Leave the pictures out and transcribe every record exactly.

═══ Records shown

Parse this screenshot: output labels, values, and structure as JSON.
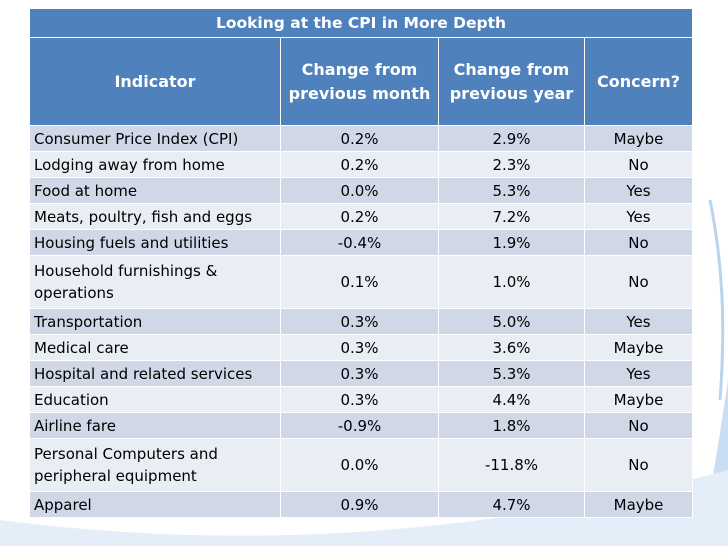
{
  "table": {
    "title": "Looking at the CPI in More Depth",
    "headers": [
      "Indicator",
      "Change from previous month",
      "Change from previous year",
      "Concern?"
    ],
    "rows": [
      {
        "indicator": "Consumer Price Index (CPI)",
        "month": "0.2%",
        "year": "2.9%",
        "concern": "Maybe"
      },
      {
        "indicator": "Lodging away from home",
        "month": "0.2%",
        "year": "2.3%",
        "concern": "No"
      },
      {
        "indicator": "Food at home",
        "month": "0.0%",
        "year": "5.3%",
        "concern": "Yes"
      },
      {
        "indicator": "Meats, poultry, fish and eggs",
        "month": "0.2%",
        "year": "7.2%",
        "concern": "Yes"
      },
      {
        "indicator": "Housing fuels and utilities",
        "month": "-0.4%",
        "year": "1.9%",
        "concern": "No"
      },
      {
        "indicator": "Household furnishings & operations",
        "month": "0.1%",
        "year": "1.0%",
        "concern": "No"
      },
      {
        "indicator": "Transportation",
        "month": "0.3%",
        "year": "5.0%",
        "concern": "Yes"
      },
      {
        "indicator": "Medical care",
        "month": "0.3%",
        "year": "3.6%",
        "concern": "Maybe"
      },
      {
        "indicator": "Hospital and related services",
        "month": "0.3%",
        "year": "5.3%",
        "concern": "Yes"
      },
      {
        "indicator": "Education",
        "month": "0.3%",
        "year": "4.4%",
        "concern": "Maybe"
      },
      {
        "indicator": "Airline fare",
        "month": "-0.9%",
        "year": "1.8%",
        "concern": "No"
      },
      {
        "indicator": "Personal Computers and peripheral equipment",
        "month": "0.0%",
        "year": "-11.8%",
        "concern": "No"
      },
      {
        "indicator": "Apparel",
        "month": "0.9%",
        "year": "4.7%",
        "concern": "Maybe"
      }
    ]
  },
  "colors": {
    "header": "#4f81bd",
    "row_odd": "#d0d8e8",
    "row_even": "#e9edf4",
    "swoosh": "#b9d4ee"
  }
}
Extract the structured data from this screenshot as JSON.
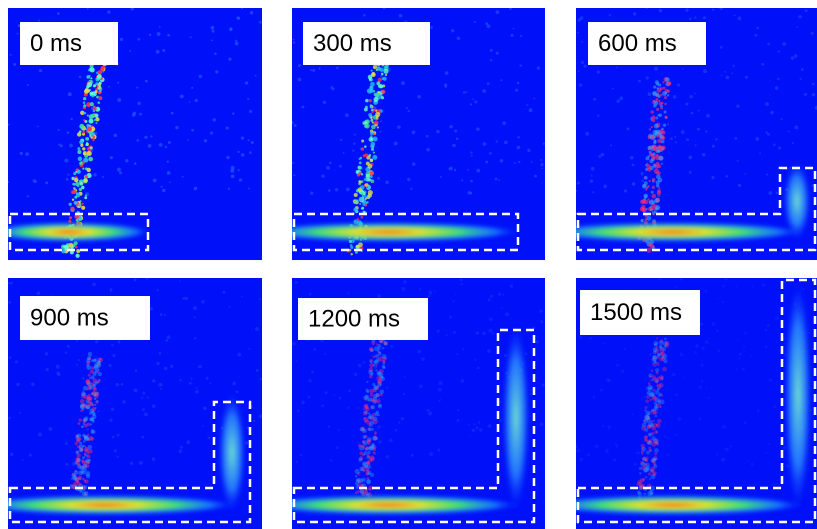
{
  "panels": [
    {
      "label": "0 ms"
    },
    {
      "label": "300 ms"
    },
    {
      "label": "600 ms"
    },
    {
      "label": "900 ms"
    },
    {
      "label": "1200 ms"
    },
    {
      "label": "1500 ms"
    }
  ]
}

══════

■ Answer for the task
Parse this screenshot: output labels, values, and structure as JSON.
{
  "table": {
    "title": "Looking at the CPI in More Depth",
    "headers": [
      "Indicator",
      "Change from previous month",
      "Change from previous year",
      "Concern?"
    ],
    "rows": [
      {
        "indicator": "Consumer Price Index (CPI)",
        "month": "0.2%",
        "year": "2.9%",
        "concern": "Maybe"
      },
      {
        "indicator": "Lodging away from home",
        "month": "0.2%",
        "year": "2.3%",
        "concern": "No"
      },
      {
        "indicator": "Food at home",
        "month": "0.0%",
        "year": "5.3%",
        "concern": "Yes"
      },
      {
        "indicator": "Meats, poultry, fish and eggs",
        "month": "0.2%",
        "year": "7.2%",
        "concern": "Yes"
      },
      {
        "indicator": "Housing fuels and utilities",
        "month": "-0.4%",
        "year": "1.9%",
        "concern": "No"
      },
      {
        "indicator": "Household furnishings & operations",
        "month": "0.1%",
        "year": "1.0%",
        "concern": "No"
      },
      {
        "indicator": "Transportation",
        "month": "0.3%",
        "year": "5.0%",
        "concern": "Yes"
      },
      {
        "indicator": "Medical care",
        "month": "0.3%",
        "year": "3.6%",
        "concern": "Maybe"
      },
      {
        "indicator": "Hospital and related services",
        "month": "0.3%",
        "year": "5.3%",
        "concern": "Yes"
      },
      {
        "indicator": "Education",
        "month": "0.3%",
        "year": "4.4%",
        "concern": "Maybe"
      },
      {
        "indicator": "Airline fare",
        "month": "-0.9%",
        "year": "1.8%",
        "concern": "No"
      },
      {
        "indicator": "Personal Computers and peripheral equipment",
        "month": "0.0%",
        "year": "-11.8%",
        "concern": "No"
      },
      {
        "indicator": "Apparel",
        "month": "0.9%",
        "year": "4.7%",
        "concern": "Maybe"
      }
    ]
  },
  "colors": {
    "header": "#4f81bd",
    "row_odd": "#d0d8e8",
    "row_even": "#e9edf4",
    "swoosh": "#b9d4ee"
  }
}
Extract the structured data from this screenshot as JSON.
{
  "panels": [
    {
      "label": "0 ms"
    },
    {
      "label": "300 ms"
    },
    {
      "label": "600 ms"
    },
    {
      "label": "900 ms"
    },
    {
      "label": "1200 ms"
    },
    {
      "label": "1500 ms"
    }
  ]
}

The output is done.